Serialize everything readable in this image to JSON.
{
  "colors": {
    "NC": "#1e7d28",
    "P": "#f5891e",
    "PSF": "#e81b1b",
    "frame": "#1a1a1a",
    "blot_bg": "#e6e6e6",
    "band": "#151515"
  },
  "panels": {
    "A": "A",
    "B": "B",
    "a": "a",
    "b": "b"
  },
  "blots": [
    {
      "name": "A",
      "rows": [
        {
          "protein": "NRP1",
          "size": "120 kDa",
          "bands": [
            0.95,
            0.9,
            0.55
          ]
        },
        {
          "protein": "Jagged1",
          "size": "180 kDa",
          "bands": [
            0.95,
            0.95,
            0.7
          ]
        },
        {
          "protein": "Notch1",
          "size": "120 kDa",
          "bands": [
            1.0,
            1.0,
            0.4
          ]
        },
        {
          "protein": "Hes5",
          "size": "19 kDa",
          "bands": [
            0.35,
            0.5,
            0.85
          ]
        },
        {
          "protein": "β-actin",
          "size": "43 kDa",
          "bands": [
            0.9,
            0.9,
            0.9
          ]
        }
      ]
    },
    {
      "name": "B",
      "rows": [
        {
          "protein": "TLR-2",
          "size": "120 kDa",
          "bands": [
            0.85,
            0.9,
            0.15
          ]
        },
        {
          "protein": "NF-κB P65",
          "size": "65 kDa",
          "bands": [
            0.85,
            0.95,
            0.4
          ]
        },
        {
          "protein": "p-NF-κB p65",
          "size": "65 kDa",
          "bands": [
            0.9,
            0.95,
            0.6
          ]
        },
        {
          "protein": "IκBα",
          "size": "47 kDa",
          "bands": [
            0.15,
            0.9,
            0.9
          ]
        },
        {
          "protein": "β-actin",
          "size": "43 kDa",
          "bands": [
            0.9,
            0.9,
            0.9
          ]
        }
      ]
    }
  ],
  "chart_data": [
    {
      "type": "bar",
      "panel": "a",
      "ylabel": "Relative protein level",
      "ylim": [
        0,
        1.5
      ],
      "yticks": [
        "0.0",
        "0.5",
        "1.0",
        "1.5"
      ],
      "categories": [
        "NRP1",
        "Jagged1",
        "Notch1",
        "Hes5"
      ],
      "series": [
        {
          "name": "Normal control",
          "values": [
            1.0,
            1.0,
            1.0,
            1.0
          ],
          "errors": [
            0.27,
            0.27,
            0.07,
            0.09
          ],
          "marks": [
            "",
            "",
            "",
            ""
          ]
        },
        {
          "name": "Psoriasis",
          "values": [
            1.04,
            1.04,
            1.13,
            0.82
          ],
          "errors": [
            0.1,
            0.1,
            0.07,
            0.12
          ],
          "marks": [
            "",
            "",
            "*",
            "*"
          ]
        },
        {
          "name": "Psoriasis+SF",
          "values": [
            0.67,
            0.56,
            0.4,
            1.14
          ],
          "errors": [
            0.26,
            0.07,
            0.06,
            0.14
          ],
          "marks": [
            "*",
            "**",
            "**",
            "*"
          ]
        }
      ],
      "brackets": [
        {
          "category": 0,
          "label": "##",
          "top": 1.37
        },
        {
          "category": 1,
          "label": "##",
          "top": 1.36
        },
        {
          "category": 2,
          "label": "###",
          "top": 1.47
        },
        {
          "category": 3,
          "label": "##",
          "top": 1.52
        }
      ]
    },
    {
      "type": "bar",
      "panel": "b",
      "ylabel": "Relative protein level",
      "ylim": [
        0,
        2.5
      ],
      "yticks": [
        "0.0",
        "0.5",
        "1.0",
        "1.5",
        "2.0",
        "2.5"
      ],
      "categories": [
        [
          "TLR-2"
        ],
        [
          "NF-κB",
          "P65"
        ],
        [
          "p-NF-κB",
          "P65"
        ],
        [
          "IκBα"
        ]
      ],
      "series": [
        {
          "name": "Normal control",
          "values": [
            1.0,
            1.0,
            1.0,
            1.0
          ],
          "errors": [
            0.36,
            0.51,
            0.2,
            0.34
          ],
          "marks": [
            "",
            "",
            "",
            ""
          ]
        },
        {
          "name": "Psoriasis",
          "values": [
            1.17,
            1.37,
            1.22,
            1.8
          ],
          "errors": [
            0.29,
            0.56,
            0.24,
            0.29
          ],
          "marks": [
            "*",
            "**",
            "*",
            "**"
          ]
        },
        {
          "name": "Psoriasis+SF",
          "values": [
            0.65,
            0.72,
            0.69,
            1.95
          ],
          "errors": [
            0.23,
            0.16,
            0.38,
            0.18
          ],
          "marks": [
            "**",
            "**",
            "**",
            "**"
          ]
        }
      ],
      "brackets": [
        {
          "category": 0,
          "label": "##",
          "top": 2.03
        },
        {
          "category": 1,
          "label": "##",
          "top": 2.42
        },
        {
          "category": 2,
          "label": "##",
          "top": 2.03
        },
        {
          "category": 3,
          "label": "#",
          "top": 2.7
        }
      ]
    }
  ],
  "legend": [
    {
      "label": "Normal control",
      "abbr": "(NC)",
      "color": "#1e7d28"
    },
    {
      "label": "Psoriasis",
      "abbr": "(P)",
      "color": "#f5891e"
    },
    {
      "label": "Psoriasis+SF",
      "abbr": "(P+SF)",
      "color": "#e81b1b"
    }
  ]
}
• • •
From the records above, copy each line that contains the word "protein".

          "protein": "NRP1",
          "protein": "Jagged1",
          "protein": "Notch1",
          "protein": "Hes5",
          "protein": "β-actin",
          "protein": "TLR-2",
          "protein": "NF-κB P65",
          "protein": "p-NF-κB p65",
          "protein": "IκBα",
          "protein": "β-actin",
      "ylabel": "Relative protein level",
      "ylabel": "Relative protein level",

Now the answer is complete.